_PROBLEM DESCRIPTION_: Copy everything in the data below exactly except the pictures.

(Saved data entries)
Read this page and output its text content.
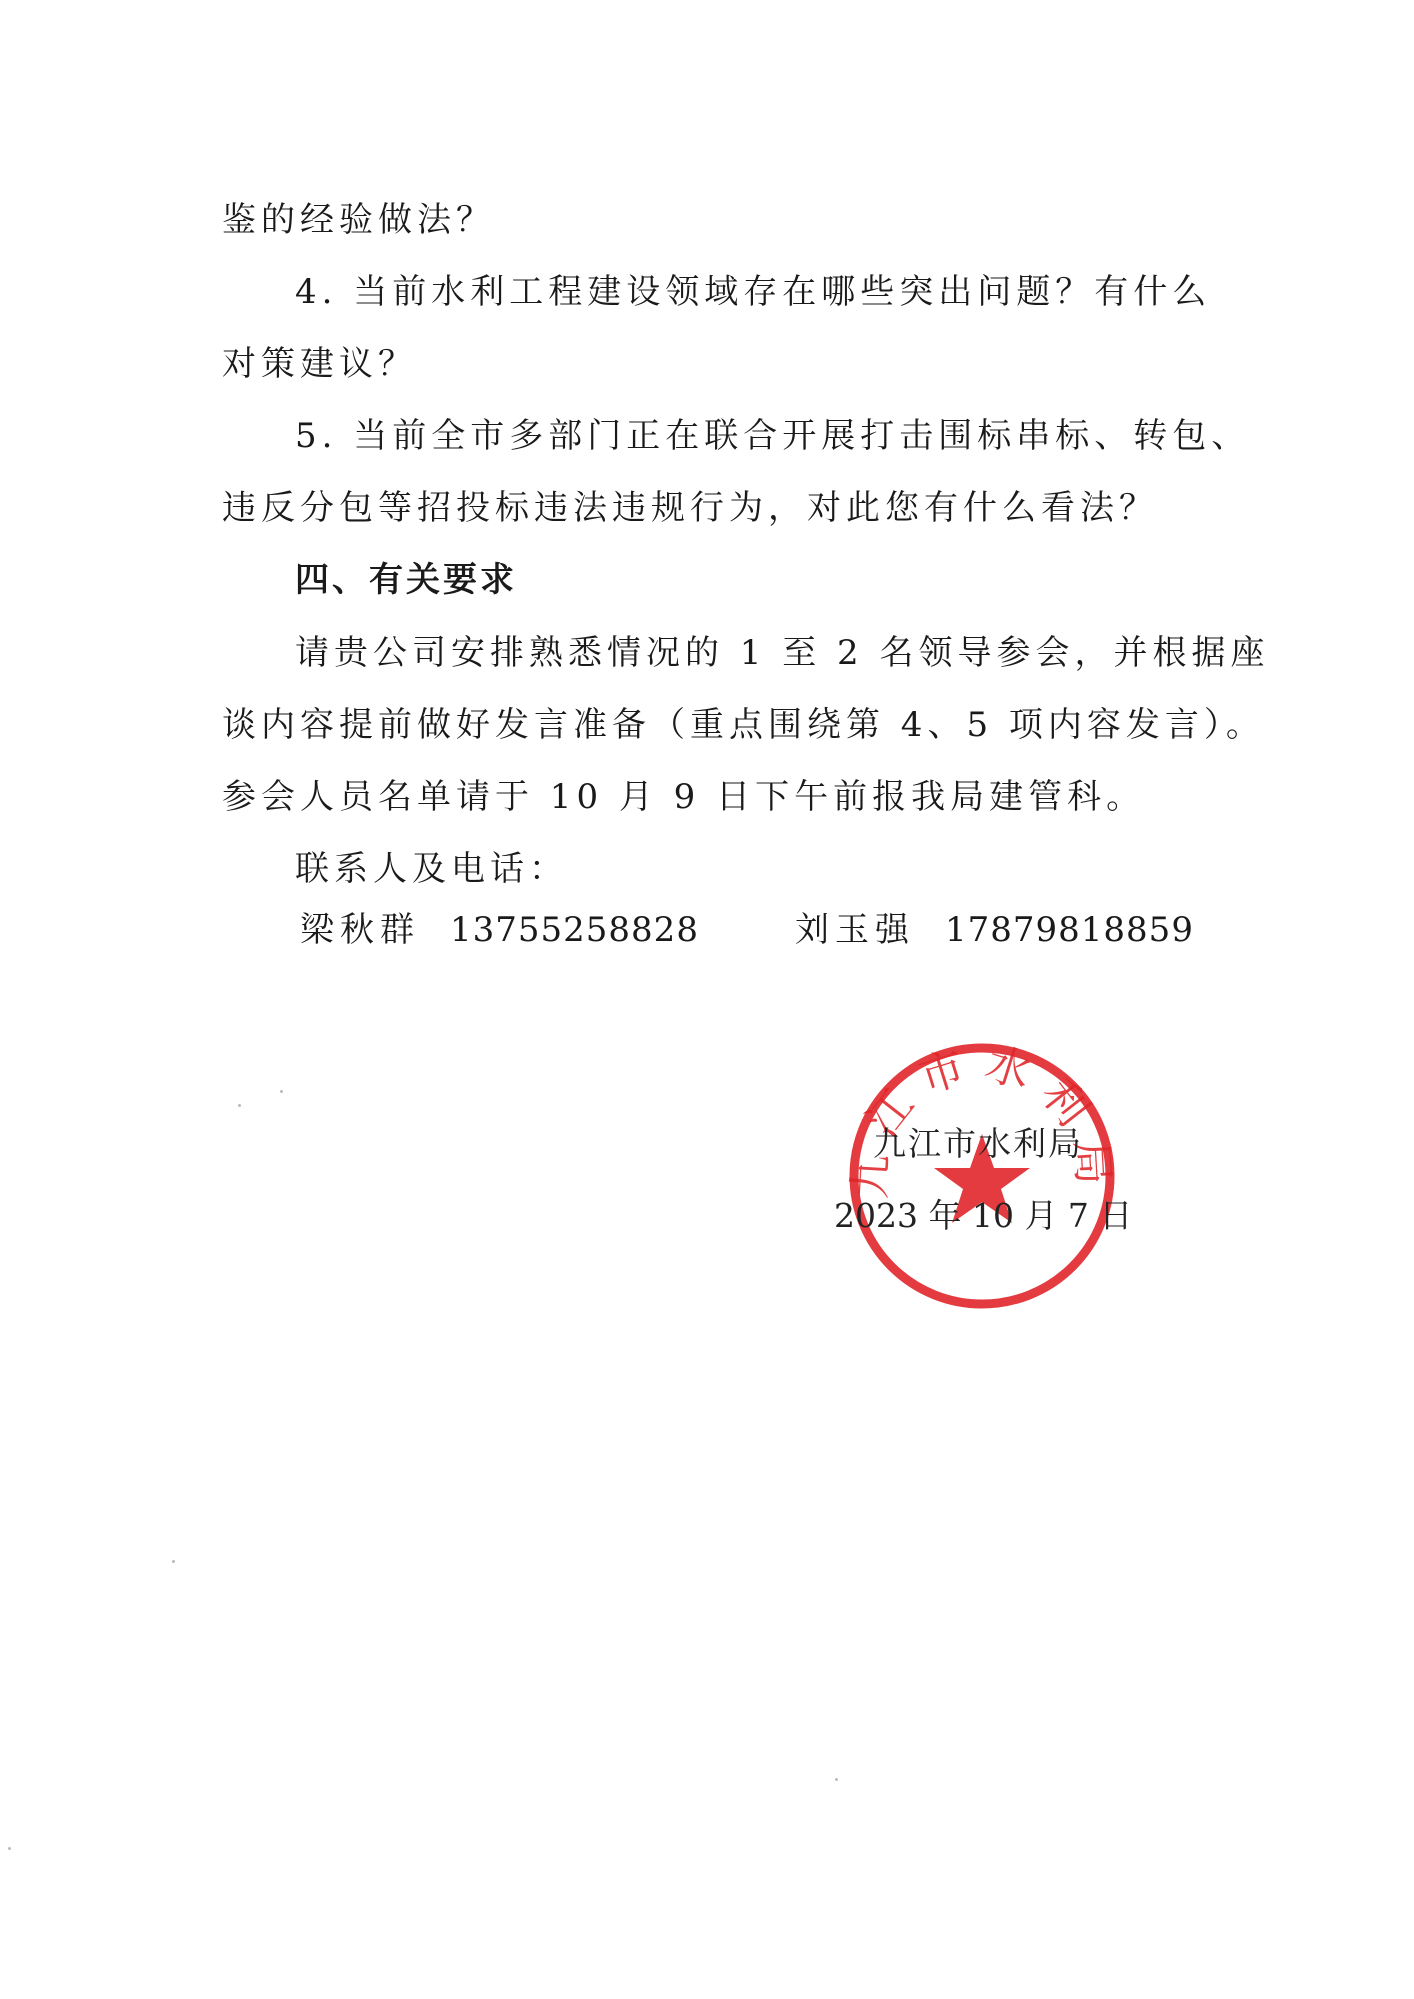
鉴的经验做法？
4. 当前水利工程建设领域存在哪些突出问题？有什么
对策建议？
5. 当前全市多部门正在联合开展打击围标串标、转包、
违反分包等招投标违法违规行为，对此您有什么看法？
四、有关要求
请贵公司安排熟悉情况的 1 至 2 名领导参会，并根据座
谈内容提前做好发言准备（重点围绕第 4、5 项内容发言）。
参会人员名单请于 10 月 9 日下午前报我局建管科。
联系人及电话：
梁秋群 13755258828	刘玉强 17879818859
九江市水利局
九江市水利局
2023 年 10 月 7 日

_PROBLEM SOLUTION_:
Read this page and output its text content.
鉴的经验做法？
4. 当前水利工程建设领域存在哪些突出问题？有什么
对策建议？
5. 当前全市多部门正在联合开展打击围标串标、转包、
违反分包等招投标违法违规行为，对此您有什么看法？
四、有关要求
请贵公司安排熟悉情况的 1 至 2 名领导参会，并根据座
谈内容提前做好发言准备（重点围绕第 4、5 项内容发言）。
参会人员名单请于 10 月 9 日下午前报我局建管科。
联系人及电话：
梁秋群 13755258828	刘玉强 17879818859
九江市水利局
九江市水利局
2023 年 10 月 7 日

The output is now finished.